-- START OF DATA SHOWN --
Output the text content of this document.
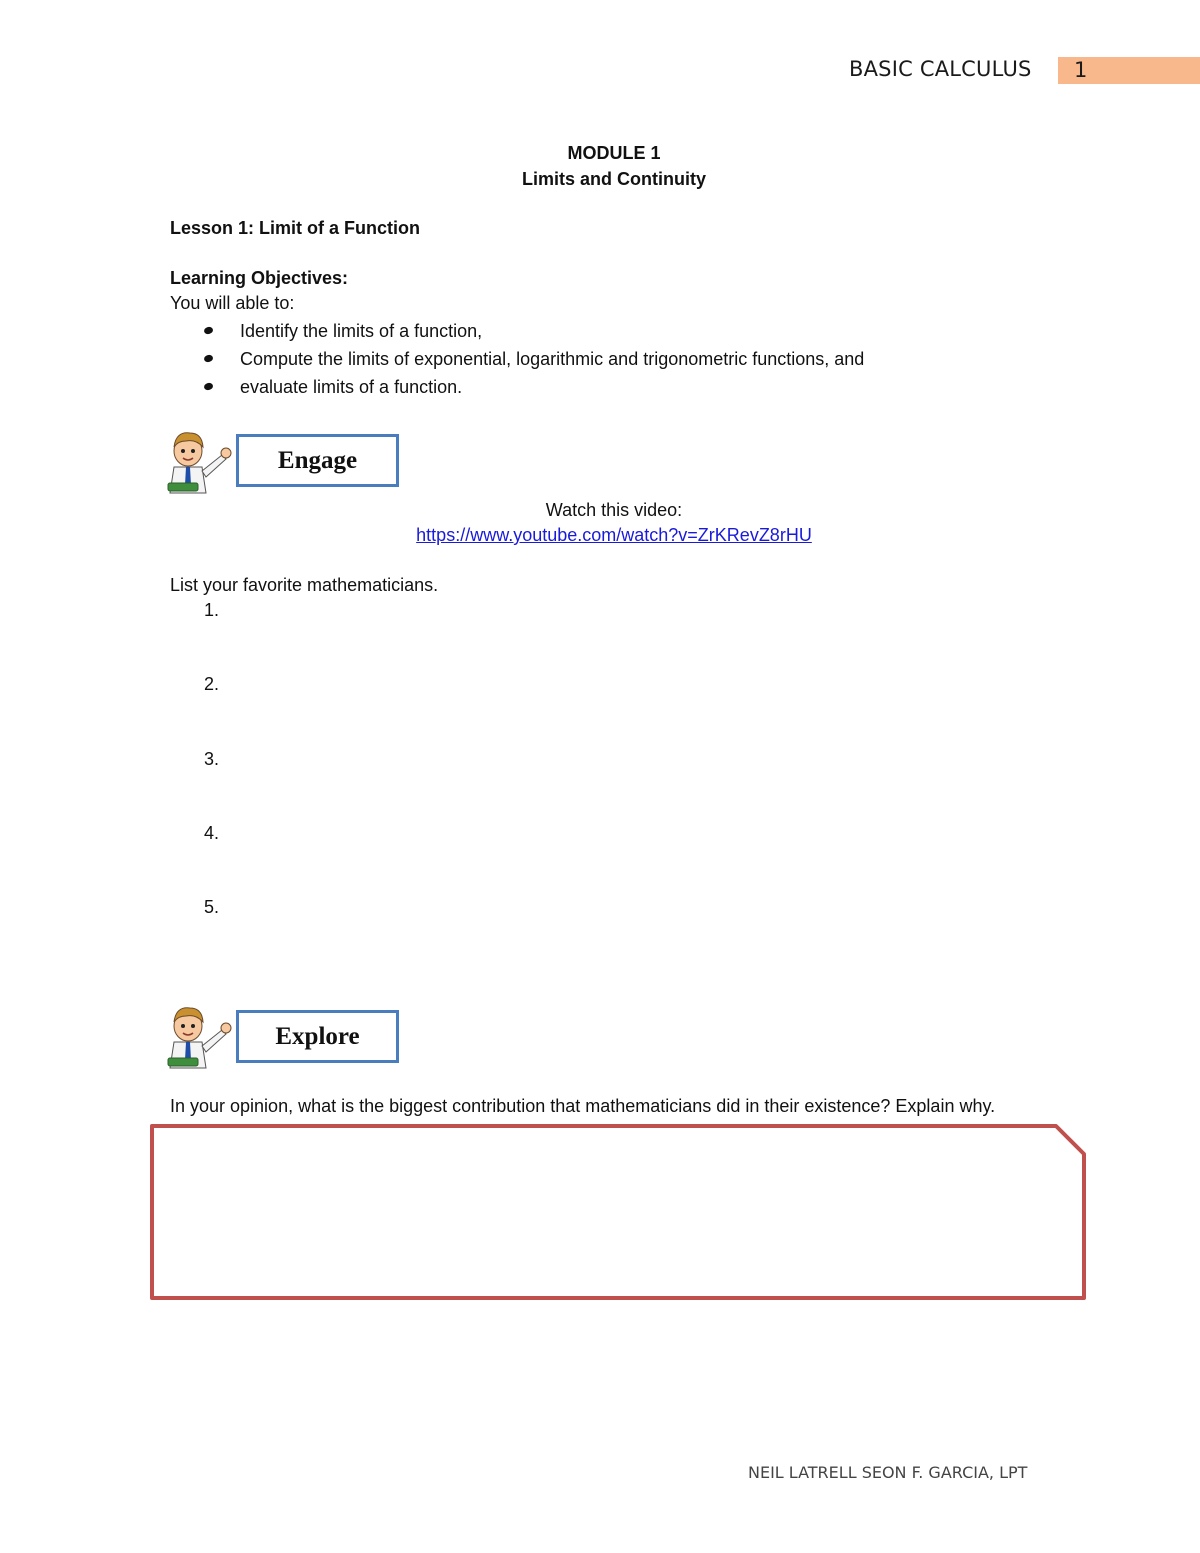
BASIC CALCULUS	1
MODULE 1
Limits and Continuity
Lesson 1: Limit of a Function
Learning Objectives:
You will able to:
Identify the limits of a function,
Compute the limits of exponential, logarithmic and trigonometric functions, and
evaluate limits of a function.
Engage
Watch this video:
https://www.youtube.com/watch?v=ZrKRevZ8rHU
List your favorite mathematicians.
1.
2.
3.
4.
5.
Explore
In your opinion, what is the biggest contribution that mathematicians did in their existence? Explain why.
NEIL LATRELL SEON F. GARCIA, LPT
-- END OF DATA SHOWN --
-- START OF DATA SHOWN --
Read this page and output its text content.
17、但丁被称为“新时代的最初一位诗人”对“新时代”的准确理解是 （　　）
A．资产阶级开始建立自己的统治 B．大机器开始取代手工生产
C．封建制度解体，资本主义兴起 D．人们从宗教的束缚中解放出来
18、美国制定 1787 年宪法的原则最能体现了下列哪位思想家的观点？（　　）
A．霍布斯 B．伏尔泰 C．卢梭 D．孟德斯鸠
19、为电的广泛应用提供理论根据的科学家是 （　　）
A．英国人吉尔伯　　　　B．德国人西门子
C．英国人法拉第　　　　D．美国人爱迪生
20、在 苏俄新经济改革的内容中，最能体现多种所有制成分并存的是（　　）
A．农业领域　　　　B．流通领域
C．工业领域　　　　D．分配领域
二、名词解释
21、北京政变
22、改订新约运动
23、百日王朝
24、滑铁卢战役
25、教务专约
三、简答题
-- END OF DATA SHOWN --
-- START OF DATA SHOWN --
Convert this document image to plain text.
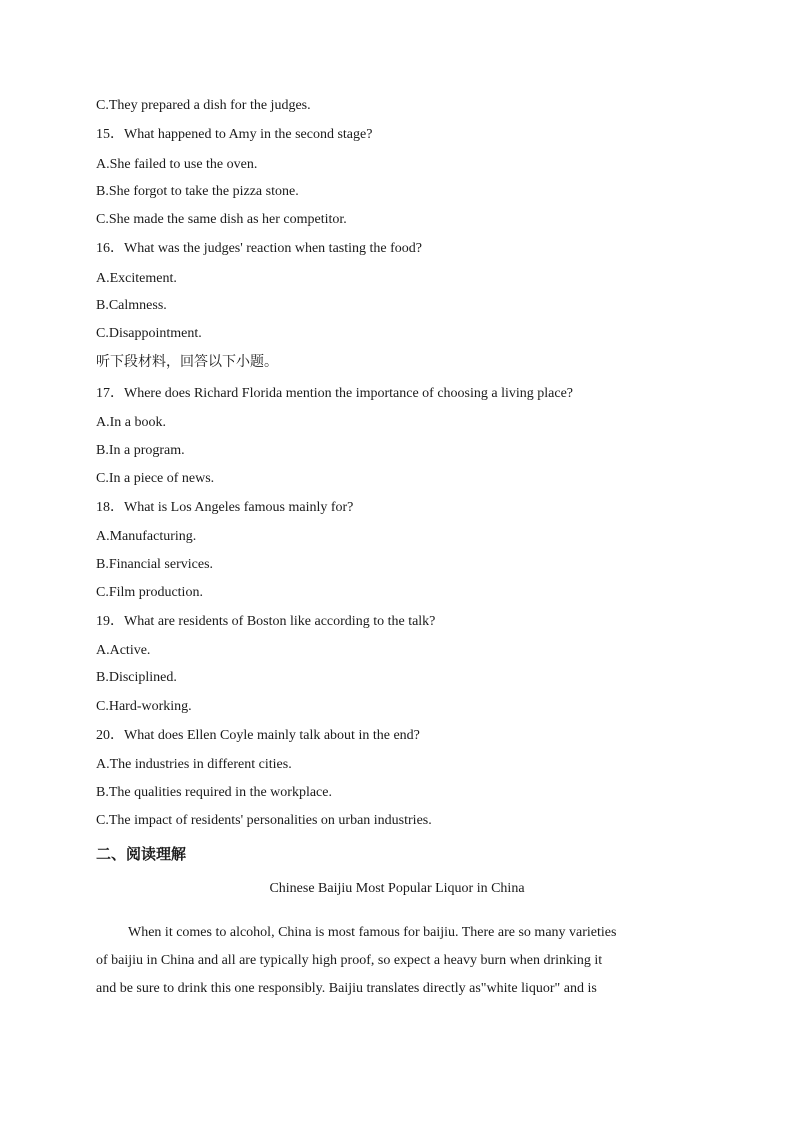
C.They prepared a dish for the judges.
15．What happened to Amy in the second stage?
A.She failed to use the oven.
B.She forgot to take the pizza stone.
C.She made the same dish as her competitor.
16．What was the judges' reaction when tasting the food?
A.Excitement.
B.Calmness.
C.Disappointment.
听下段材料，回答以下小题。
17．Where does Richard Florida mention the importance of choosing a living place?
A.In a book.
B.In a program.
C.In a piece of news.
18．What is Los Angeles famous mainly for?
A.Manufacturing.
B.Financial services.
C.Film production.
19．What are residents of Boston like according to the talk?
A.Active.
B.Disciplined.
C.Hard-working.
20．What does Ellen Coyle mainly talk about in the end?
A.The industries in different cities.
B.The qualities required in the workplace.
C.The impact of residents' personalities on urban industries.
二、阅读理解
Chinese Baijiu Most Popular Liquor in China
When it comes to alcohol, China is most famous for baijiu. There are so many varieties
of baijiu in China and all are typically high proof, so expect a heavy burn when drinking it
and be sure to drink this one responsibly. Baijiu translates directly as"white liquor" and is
-- END OF DATA SHOWN --
WRITTEN EXERCISE:
Extract all lines containing the word "famous".

THE REPLY:
18．What is Los Angeles famous mainly for?
When it comes to alcohol, China is most famous for baijiu. There are so many varieties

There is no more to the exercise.